Task directions
In the listing below, locate the lines that hold "JSON" and copy them.

-- begin --

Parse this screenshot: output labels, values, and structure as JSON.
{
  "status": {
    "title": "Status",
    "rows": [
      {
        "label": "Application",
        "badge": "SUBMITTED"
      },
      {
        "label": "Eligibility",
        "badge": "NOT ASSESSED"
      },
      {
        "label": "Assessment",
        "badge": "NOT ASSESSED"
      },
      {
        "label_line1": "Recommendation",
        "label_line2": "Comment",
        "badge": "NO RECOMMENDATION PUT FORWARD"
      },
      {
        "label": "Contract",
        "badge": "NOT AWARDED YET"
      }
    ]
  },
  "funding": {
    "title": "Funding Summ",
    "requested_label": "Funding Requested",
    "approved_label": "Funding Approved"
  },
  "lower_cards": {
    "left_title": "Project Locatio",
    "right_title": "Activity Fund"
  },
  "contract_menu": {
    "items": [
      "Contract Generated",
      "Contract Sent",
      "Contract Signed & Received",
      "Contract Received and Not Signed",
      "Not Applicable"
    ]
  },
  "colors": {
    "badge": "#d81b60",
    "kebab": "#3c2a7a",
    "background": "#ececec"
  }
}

-- end --
-- begin --

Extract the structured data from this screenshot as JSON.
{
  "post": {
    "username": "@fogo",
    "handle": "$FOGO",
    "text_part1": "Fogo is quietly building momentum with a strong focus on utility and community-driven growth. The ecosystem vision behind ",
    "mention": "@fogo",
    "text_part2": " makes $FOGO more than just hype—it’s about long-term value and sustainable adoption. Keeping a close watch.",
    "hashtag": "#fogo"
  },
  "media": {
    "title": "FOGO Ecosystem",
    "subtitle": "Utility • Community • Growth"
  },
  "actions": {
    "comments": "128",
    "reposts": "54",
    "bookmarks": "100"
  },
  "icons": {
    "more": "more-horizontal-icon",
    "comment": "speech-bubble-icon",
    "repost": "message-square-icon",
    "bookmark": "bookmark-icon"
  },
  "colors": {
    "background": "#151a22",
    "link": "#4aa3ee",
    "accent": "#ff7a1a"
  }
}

-- end --

Solved problem
Parse this screenshot: output labels, values, and structure as JSON.
Extract the structured data from this screenshot as JSON.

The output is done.